PROVIDED INFORMATION:
►

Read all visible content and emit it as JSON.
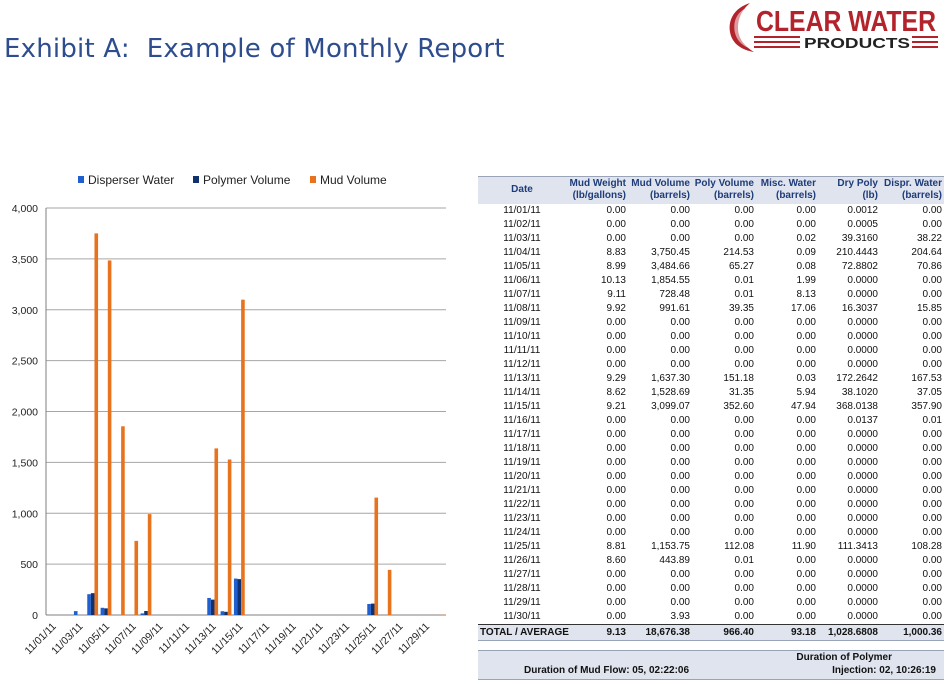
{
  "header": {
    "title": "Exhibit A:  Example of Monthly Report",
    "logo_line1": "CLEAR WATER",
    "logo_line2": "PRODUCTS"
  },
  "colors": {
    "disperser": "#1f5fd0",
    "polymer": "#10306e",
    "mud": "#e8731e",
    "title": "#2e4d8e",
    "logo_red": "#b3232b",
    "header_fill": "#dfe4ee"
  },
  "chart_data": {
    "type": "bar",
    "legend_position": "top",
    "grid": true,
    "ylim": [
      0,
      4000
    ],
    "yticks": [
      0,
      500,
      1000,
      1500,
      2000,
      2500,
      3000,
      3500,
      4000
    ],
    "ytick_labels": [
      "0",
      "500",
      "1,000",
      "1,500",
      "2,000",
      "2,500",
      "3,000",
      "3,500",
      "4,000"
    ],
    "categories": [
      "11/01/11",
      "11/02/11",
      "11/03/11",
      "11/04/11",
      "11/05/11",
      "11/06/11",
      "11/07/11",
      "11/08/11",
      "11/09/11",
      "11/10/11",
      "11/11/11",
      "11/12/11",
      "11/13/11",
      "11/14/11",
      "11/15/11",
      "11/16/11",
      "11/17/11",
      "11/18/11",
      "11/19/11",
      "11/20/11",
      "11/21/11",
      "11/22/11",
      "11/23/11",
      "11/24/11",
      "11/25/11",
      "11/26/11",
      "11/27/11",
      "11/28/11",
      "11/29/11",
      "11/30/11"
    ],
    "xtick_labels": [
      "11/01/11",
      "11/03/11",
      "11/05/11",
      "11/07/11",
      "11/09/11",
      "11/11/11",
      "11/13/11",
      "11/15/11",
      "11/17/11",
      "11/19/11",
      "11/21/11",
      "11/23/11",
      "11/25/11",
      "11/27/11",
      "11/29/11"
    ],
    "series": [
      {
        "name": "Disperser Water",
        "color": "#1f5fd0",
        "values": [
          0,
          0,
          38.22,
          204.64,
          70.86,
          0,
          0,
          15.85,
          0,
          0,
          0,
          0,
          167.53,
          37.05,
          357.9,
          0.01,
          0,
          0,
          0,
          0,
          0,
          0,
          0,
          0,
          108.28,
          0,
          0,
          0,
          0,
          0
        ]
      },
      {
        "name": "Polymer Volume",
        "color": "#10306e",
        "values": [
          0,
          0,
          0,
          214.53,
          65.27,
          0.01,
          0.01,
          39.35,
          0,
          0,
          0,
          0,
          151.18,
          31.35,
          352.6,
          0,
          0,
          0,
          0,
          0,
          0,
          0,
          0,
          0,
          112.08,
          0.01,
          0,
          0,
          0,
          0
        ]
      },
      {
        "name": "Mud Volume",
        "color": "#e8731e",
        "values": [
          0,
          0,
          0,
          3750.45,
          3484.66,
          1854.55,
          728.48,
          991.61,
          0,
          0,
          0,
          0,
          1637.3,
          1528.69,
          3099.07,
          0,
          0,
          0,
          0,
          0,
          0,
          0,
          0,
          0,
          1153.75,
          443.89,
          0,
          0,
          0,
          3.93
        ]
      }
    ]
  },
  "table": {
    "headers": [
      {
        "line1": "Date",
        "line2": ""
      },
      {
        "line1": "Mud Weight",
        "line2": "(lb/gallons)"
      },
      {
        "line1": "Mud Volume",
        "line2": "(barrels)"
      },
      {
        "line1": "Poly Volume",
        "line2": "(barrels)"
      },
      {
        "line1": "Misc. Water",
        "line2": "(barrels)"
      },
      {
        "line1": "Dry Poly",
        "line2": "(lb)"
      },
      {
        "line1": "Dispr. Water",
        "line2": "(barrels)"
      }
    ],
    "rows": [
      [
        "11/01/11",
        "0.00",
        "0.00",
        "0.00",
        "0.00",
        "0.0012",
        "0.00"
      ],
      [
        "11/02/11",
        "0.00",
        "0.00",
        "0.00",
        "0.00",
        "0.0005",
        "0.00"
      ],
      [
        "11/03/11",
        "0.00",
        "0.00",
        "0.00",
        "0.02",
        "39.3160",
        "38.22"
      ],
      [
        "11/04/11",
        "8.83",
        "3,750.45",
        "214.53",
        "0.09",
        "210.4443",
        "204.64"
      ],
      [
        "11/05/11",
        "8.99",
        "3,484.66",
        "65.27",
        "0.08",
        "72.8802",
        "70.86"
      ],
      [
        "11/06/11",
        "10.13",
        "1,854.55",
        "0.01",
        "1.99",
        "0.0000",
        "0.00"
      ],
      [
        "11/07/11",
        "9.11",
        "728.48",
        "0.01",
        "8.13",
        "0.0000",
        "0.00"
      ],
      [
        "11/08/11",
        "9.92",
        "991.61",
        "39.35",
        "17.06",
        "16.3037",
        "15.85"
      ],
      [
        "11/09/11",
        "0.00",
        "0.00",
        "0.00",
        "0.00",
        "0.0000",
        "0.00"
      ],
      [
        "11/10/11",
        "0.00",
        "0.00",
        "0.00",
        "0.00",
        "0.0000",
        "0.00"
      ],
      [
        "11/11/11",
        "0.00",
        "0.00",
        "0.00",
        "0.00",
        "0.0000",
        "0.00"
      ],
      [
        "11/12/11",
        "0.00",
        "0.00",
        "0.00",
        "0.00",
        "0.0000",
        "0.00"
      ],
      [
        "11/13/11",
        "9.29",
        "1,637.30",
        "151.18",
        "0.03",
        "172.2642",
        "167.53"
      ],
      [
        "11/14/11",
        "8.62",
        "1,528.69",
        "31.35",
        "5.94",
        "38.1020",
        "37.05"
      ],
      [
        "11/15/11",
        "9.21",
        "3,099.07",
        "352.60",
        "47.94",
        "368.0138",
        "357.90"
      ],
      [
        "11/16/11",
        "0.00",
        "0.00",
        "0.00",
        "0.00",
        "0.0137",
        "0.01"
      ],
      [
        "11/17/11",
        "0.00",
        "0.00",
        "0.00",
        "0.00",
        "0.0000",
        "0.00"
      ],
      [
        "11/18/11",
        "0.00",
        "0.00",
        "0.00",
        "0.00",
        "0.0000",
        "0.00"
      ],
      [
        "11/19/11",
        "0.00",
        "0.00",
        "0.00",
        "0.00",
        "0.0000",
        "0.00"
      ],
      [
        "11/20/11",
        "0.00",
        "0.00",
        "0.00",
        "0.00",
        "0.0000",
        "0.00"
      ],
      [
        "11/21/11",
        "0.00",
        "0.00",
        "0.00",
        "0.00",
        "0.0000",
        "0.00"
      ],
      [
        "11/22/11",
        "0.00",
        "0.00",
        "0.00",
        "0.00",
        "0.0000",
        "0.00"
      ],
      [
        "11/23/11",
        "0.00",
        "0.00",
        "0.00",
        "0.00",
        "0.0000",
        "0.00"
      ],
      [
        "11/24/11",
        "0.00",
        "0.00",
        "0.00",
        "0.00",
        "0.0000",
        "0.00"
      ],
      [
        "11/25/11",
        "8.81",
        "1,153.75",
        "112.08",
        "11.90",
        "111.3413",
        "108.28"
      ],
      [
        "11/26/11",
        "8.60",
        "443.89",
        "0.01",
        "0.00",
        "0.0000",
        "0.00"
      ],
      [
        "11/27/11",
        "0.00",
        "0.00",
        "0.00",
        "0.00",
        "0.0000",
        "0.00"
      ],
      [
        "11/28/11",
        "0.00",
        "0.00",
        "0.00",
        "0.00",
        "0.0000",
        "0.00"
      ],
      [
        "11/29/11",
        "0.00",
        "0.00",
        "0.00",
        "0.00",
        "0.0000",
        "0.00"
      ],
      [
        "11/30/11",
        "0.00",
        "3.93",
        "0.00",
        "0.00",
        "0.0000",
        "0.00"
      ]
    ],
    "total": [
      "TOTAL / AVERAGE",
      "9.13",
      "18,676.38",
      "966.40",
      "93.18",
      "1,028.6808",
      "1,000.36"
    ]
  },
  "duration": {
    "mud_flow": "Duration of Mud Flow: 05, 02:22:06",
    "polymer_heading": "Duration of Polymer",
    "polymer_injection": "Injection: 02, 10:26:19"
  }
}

◄

DO THIS: List all lines where "title" occurs.

FULL RESPONSE:
    "title": "Exhibit A:  Example of Monthly Report",
    "title": "#2e4d8e",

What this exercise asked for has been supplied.